TASK GOAL>
Every line of the entries that holds the word "date" is to be copied.

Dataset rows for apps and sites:
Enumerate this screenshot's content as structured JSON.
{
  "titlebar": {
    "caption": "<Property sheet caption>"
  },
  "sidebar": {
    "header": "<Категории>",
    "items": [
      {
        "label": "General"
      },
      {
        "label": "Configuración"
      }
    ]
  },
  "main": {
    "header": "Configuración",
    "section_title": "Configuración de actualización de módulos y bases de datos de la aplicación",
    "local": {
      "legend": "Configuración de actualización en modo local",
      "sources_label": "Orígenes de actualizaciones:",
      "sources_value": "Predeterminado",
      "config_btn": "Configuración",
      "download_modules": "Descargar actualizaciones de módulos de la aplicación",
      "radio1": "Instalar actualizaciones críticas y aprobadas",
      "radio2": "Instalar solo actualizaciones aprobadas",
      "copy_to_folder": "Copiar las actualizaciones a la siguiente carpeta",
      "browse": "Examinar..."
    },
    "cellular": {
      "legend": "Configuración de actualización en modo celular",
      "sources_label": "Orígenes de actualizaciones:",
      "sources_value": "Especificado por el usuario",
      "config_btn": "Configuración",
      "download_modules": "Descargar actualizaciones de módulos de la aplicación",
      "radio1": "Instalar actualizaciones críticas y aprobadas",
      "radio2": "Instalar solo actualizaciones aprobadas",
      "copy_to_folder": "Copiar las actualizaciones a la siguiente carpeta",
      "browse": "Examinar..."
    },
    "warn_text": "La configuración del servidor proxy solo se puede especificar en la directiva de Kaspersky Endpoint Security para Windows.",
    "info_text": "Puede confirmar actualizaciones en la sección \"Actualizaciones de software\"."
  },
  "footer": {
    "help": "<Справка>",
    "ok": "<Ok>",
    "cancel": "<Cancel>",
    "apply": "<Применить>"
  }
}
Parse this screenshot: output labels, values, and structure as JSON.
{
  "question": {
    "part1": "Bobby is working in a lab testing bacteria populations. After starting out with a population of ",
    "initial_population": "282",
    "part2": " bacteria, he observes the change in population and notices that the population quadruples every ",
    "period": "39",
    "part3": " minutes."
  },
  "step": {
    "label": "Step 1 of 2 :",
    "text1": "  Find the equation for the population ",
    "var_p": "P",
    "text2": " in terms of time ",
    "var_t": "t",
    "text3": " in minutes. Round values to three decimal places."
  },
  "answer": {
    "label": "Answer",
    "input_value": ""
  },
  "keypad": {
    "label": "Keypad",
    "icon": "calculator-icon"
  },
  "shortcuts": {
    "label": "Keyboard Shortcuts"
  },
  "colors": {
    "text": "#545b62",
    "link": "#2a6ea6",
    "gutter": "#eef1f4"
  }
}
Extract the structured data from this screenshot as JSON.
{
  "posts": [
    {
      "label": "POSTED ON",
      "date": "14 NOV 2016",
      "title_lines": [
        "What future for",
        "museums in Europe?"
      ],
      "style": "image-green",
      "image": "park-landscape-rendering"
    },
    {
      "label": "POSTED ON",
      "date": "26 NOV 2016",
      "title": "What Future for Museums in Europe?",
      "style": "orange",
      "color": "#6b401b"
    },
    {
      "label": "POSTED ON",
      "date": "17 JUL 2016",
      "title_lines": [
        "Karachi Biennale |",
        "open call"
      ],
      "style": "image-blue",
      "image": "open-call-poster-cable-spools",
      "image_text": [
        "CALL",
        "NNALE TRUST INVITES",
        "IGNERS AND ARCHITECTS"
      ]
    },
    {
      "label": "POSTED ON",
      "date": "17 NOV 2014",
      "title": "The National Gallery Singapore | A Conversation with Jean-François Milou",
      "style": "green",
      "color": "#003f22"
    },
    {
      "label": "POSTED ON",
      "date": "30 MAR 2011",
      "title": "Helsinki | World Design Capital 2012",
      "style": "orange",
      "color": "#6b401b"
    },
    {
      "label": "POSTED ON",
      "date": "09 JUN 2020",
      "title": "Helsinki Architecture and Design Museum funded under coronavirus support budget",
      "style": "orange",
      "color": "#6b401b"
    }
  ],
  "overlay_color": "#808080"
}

PROBLEM SOLUTION>
      "date": "14 NOV 2016",
      "date": "26 NOV 2016",
      "date": "17 JUL 2016",
      "date": "17 NOV 2014",
      "date": "30 MAR 2011",
      "date": "09 JUN 2020",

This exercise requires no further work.